** BEGIN Material shown **
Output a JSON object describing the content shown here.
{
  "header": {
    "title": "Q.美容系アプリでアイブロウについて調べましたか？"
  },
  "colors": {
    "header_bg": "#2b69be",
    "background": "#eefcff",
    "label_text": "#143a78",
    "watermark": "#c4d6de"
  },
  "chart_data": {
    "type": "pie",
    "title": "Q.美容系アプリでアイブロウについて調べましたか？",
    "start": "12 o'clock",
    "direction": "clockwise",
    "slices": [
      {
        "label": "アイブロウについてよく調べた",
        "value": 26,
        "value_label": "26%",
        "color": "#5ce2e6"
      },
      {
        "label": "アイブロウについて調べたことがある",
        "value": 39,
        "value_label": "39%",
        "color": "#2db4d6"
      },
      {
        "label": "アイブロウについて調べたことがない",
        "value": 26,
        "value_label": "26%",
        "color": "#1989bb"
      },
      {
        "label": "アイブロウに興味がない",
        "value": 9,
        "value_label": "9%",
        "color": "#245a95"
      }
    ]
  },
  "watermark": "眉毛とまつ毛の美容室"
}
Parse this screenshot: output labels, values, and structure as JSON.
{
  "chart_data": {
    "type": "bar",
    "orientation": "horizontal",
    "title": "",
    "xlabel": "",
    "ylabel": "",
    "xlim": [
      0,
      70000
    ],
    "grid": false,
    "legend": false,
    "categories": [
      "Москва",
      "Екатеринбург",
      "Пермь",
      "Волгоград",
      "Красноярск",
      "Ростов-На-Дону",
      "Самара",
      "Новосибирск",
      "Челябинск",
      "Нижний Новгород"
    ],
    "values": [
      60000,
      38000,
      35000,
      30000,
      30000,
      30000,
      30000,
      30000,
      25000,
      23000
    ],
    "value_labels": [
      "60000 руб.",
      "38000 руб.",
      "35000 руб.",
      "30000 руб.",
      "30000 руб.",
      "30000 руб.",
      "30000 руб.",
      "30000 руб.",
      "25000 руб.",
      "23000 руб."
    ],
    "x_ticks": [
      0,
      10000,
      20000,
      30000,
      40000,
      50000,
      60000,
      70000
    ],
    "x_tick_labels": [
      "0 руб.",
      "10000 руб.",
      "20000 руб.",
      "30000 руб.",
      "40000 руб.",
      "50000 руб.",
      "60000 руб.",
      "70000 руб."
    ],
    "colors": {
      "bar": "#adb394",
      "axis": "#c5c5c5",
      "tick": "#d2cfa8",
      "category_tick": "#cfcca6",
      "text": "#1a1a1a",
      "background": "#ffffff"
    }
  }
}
** END Material shown **
All of the records must be repeated exactly.

Output a JSON object describing the content shown here.
{
  "header": {
    "title": "Q.美容系アプリでアイブロウについて調べましたか？"
  },
  "colors": {
    "header_bg": "#2b69be",
    "background": "#eefcff",
    "label_text": "#143a78",
    "watermark": "#c4d6de"
  },
  "chart_data": {
    "type": "pie",
    "title": "Q.美容系アプリでアイブロウについて調べましたか？",
    "start": "12 o'clock",
    "direction": "clockwise",
    "slices": [
      {
        "label": "アイブロウについてよく調べた",
        "value": 26,
        "value_label": "26%",
        "color": "#5ce2e6"
      },
      {
        "label": "アイブロウについて調べたことがある",
        "value": 39,
        "value_label": "39%",
        "color": "#2db4d6"
      },
      {
        "label": "アイブロウについて調べたことがない",
        "value": 26,
        "value_label": "26%",
        "color": "#1989bb"
      },
      {
        "label": "アイブロウに興味がない",
        "value": 9,
        "value_label": "9%",
        "color": "#245a95"
      }
    ]
  },
  "watermark": "眉毛とまつ毛の美容室"
}
Parse this screenshot: output labels, values, and structure as JSON.
{
  "chart_data": {
    "type": "bar",
    "orientation": "horizontal",
    "title": "",
    "xlabel": "",
    "ylabel": "",
    "xlim": [
      0,
      70000
    ],
    "grid": false,
    "legend": false,
    "categories": [
      "Москва",
      "Екатеринбург",
      "Пермь",
      "Волгоград",
      "Красноярск",
      "Ростов-На-Дону",
      "Самара",
      "Новосибирск",
      "Челябинск",
      "Нижний Новгород"
    ],
    "values": [
      60000,
      38000,
      35000,
      30000,
      30000,
      30000,
      30000,
      30000,
      25000,
      23000
    ],
    "value_labels": [
      "60000 руб.",
      "38000 руб.",
      "35000 руб.",
      "30000 руб.",
      "30000 руб.",
      "30000 руб.",
      "30000 руб.",
      "30000 руб.",
      "25000 руб.",
      "23000 руб."
    ],
    "x_ticks": [
      0,
      10000,
      20000,
      30000,
      40000,
      50000,
      60000,
      70000
    ],
    "x_tick_labels": [
      "0 руб.",
      "10000 руб.",
      "20000 руб.",
      "30000 руб.",
      "40000 руб.",
      "50000 руб.",
      "60000 руб.",
      "70000 руб."
    ],
    "colors": {
      "bar": "#adb394",
      "axis": "#c5c5c5",
      "tick": "#d2cfa8",
      "category_tick": "#cfcca6",
      "text": "#1a1a1a",
      "background": "#ffffff"
    }
  }
}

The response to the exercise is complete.